▶ [Exercise directions]: Your answer should be only a number: how many lines include the word "Checking".

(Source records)
☆ ☆ ☆ ☆ ☆ ☆ ☆
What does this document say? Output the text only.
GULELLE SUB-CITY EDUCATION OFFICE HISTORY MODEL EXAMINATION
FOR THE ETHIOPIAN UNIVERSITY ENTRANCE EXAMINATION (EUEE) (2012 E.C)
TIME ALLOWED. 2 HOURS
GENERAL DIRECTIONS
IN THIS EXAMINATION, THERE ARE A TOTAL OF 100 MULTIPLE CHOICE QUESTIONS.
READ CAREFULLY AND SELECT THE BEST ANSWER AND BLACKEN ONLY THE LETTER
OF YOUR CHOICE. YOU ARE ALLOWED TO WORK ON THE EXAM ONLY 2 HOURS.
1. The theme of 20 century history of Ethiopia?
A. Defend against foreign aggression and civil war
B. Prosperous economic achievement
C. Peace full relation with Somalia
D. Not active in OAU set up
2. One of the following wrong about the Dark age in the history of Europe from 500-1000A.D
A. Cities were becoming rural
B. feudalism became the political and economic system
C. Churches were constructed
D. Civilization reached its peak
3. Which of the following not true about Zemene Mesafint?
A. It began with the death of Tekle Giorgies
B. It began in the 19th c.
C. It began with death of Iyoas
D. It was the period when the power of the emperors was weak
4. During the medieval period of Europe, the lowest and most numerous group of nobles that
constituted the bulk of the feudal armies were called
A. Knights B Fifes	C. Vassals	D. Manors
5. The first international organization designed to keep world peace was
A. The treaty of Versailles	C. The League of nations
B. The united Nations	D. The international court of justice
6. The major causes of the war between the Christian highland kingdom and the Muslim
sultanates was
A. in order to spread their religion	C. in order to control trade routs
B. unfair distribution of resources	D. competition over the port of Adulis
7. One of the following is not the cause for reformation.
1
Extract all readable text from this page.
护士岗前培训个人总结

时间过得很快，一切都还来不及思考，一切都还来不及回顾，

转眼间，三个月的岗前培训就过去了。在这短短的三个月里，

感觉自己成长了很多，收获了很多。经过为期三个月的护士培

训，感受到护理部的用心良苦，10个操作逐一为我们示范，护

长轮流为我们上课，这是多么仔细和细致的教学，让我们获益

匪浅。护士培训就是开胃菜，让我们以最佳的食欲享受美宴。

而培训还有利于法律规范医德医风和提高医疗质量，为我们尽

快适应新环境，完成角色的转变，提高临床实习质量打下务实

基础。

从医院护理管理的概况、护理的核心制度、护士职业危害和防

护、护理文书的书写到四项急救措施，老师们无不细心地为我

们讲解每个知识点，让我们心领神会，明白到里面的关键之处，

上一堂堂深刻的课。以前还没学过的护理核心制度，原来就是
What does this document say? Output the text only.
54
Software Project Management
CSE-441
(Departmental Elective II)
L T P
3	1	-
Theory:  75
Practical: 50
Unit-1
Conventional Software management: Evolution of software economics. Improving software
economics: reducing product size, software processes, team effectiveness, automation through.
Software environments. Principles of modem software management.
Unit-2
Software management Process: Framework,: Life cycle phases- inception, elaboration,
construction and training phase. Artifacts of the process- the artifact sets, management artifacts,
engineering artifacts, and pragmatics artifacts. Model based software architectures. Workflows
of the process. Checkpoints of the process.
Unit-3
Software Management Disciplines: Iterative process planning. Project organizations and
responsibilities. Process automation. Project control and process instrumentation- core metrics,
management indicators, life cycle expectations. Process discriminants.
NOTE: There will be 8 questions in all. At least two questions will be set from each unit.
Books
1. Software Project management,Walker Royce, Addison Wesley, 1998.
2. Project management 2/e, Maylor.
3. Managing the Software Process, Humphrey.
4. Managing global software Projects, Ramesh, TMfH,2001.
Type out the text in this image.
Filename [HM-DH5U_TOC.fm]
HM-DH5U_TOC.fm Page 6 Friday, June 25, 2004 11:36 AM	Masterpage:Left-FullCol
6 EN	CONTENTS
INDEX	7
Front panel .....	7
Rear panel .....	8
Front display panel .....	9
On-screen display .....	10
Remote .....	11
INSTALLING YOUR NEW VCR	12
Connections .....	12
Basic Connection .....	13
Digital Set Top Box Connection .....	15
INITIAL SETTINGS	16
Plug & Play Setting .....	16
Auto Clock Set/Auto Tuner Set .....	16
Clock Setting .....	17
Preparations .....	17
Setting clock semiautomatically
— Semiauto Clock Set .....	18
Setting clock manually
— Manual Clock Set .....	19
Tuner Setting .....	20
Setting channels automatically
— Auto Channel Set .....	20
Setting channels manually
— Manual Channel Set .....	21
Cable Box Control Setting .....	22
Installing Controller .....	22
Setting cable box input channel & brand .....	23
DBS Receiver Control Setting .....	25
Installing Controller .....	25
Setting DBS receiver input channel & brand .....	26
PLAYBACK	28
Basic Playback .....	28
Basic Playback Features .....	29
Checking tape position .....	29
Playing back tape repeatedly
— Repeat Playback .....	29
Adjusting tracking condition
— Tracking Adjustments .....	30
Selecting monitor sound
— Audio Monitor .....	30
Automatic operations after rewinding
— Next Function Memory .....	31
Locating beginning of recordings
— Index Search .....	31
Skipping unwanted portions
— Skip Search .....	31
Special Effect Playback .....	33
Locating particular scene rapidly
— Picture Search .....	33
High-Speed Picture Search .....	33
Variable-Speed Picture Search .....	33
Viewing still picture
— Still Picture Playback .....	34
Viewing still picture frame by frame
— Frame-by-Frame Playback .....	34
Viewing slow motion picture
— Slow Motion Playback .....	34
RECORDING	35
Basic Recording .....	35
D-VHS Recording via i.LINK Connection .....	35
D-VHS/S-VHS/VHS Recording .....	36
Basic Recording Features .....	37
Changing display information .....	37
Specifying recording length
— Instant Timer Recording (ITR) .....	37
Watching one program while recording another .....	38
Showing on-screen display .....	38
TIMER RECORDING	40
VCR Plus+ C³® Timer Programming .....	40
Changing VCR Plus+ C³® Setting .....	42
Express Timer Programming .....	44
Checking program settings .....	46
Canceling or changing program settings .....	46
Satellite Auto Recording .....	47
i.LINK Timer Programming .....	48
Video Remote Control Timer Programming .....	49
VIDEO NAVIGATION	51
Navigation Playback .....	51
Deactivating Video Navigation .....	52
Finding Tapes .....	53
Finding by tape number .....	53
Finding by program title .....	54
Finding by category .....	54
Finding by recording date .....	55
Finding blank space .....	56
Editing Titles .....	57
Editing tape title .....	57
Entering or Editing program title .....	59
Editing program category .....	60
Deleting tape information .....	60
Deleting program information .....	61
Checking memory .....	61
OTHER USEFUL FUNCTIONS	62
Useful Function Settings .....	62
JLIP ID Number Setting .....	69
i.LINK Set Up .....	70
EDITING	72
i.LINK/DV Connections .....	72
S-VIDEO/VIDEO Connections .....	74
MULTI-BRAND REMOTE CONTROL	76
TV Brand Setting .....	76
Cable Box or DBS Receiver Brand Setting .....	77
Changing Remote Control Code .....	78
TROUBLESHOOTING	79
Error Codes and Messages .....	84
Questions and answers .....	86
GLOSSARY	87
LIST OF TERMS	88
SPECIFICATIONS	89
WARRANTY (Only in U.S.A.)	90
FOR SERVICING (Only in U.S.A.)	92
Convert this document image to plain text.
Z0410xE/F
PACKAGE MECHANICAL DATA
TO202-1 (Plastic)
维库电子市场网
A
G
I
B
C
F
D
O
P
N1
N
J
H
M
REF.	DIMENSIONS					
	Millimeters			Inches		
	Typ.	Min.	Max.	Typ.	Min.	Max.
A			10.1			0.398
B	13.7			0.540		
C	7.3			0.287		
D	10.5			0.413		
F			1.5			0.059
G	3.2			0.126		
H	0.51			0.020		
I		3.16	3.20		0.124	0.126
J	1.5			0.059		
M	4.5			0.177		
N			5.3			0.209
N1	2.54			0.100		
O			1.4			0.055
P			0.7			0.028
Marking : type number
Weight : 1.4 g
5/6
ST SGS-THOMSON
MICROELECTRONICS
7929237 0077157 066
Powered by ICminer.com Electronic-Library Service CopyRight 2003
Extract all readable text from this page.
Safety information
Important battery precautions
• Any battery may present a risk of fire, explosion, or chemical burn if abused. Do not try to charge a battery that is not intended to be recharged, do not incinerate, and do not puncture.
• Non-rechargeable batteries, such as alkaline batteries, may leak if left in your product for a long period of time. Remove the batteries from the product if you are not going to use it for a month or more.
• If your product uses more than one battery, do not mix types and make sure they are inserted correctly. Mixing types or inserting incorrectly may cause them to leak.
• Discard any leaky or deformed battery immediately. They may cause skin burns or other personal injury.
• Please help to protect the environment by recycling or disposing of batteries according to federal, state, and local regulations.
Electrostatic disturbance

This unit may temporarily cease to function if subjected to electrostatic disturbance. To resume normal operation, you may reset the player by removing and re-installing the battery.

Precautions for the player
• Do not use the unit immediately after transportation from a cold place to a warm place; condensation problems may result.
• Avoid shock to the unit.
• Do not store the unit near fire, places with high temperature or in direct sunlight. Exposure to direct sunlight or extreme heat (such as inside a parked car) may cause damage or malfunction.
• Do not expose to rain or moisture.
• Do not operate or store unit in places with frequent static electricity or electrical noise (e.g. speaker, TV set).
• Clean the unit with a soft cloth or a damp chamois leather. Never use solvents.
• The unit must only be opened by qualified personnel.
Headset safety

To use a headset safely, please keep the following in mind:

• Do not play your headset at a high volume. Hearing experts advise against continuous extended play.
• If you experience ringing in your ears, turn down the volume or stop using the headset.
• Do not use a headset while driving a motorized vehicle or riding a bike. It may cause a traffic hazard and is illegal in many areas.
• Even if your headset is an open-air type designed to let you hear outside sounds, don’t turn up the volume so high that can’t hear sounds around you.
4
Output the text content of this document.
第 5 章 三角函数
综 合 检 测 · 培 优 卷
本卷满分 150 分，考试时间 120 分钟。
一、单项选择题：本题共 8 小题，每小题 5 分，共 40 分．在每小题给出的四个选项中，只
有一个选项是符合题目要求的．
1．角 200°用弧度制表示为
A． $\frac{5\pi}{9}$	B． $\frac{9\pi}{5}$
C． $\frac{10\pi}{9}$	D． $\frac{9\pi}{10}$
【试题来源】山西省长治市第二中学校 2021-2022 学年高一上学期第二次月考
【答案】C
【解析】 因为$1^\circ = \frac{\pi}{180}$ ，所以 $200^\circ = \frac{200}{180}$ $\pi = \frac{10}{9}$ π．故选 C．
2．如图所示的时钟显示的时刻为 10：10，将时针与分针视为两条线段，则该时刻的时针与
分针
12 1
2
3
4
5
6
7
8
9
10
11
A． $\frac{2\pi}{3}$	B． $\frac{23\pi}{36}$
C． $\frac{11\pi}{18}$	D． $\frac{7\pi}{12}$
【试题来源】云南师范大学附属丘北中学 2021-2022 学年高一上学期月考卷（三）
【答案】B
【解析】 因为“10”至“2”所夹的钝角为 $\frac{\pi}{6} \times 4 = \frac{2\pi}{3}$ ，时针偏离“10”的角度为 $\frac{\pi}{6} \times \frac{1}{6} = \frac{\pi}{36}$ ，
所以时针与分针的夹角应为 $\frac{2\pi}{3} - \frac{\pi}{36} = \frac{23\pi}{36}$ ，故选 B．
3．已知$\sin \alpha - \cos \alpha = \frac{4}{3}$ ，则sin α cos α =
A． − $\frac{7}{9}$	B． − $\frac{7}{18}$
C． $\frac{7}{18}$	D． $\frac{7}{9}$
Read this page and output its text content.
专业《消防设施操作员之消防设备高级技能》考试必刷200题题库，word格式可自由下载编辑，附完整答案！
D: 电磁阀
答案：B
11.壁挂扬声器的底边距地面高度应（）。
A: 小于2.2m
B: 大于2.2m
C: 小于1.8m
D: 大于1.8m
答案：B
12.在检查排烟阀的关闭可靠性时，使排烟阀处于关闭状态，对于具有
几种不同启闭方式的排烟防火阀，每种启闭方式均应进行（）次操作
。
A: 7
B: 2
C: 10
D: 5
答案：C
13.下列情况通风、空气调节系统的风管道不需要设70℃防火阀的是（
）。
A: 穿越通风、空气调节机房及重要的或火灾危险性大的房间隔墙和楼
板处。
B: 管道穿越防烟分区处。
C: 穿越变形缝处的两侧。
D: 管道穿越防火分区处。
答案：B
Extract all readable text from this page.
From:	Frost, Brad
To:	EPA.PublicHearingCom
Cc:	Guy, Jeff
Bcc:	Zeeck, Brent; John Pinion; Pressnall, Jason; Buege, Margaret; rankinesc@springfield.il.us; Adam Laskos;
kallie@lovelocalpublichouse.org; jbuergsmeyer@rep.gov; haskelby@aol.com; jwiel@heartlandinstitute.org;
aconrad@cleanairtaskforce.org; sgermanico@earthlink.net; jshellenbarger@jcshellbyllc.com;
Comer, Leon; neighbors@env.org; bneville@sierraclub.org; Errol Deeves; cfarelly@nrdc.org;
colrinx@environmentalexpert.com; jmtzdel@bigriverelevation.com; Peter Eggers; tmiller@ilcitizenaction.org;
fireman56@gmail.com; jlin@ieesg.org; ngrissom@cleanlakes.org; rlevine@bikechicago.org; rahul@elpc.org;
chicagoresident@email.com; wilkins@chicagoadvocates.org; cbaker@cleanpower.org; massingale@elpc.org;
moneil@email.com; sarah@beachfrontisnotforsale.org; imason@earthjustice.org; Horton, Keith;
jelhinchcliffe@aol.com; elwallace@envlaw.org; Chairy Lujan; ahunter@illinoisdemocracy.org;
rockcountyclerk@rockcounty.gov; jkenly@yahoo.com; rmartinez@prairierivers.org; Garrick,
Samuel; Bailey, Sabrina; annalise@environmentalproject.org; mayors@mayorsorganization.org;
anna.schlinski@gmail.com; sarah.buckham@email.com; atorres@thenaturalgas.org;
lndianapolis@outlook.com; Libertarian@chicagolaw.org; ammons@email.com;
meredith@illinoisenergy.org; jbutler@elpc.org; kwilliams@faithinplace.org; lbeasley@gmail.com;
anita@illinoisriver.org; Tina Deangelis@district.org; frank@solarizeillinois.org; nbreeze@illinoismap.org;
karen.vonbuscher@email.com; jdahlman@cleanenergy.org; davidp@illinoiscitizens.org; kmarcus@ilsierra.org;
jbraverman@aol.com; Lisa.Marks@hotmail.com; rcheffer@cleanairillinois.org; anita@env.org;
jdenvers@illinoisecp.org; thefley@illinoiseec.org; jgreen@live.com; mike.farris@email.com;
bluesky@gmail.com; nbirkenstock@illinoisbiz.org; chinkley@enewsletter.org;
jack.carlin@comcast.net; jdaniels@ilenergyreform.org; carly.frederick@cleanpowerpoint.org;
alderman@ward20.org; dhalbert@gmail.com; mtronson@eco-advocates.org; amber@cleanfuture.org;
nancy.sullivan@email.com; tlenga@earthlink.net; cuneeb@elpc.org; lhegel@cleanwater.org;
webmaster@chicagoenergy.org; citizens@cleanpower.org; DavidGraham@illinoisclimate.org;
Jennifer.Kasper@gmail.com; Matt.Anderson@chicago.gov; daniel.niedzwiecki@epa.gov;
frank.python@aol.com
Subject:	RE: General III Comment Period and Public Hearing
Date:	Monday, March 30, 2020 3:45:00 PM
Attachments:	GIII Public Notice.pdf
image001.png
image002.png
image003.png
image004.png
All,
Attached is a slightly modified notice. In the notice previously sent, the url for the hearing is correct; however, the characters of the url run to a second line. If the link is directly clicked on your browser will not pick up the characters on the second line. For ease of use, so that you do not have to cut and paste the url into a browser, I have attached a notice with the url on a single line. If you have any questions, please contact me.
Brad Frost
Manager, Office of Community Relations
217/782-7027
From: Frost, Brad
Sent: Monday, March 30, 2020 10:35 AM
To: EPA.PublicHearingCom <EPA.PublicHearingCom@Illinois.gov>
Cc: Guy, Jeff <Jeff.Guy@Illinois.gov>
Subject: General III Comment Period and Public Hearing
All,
☆ ☆ ☆ ☆ ☆ ☆ ☆
▶ [Result of the exercise]: 3